Recorded data:
★ ★ ★ ★ ★

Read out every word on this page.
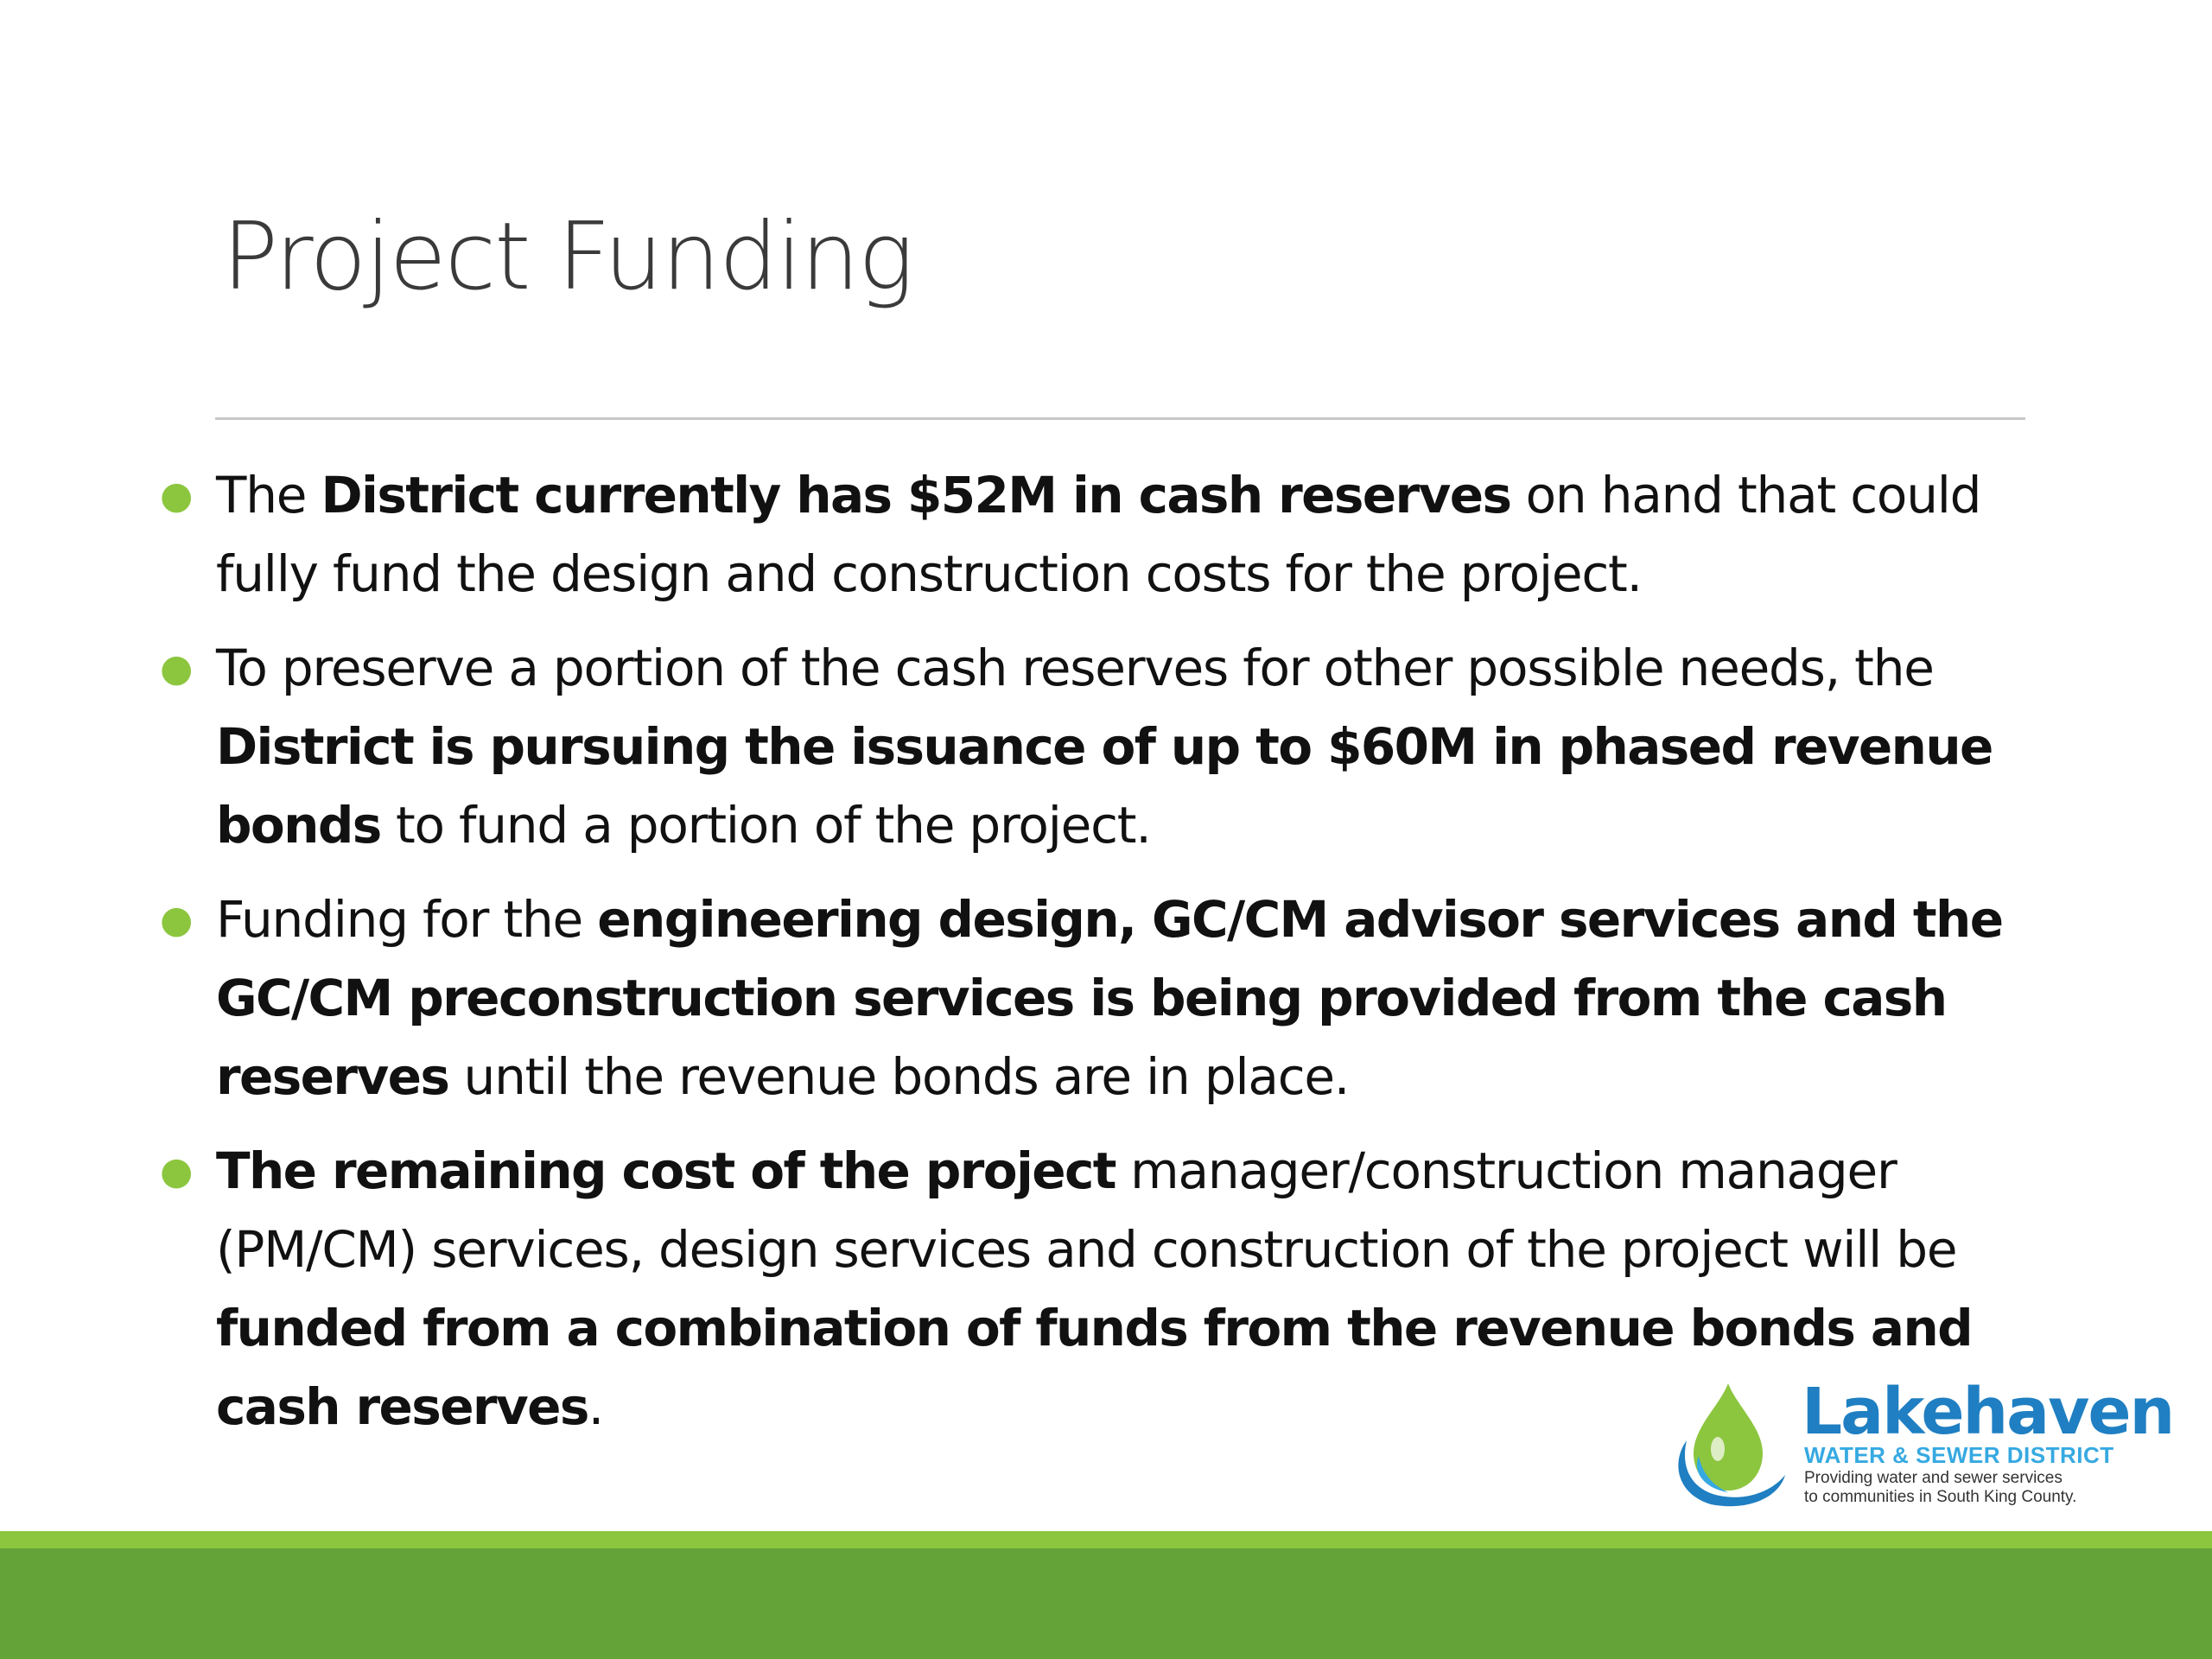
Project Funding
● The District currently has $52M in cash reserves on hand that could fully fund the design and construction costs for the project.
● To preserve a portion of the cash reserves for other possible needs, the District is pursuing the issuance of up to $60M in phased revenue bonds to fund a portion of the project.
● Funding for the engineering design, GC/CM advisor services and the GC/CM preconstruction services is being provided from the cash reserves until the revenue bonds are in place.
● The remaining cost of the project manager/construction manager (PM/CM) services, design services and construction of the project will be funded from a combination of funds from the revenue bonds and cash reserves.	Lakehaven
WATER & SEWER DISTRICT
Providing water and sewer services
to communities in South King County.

★ ★ ★ ★ ★

§ **EXERCISE DIRECTIONS**
Return each line of the listing that holds the string "Funding".

§ **REPLY TO THE EXERCISE**
Project Funding
● Funding for the engineering design, GC/CM advisor services and the GC/CM preconstruction services is being provided from the cash reserves until the revenue bonds are in place.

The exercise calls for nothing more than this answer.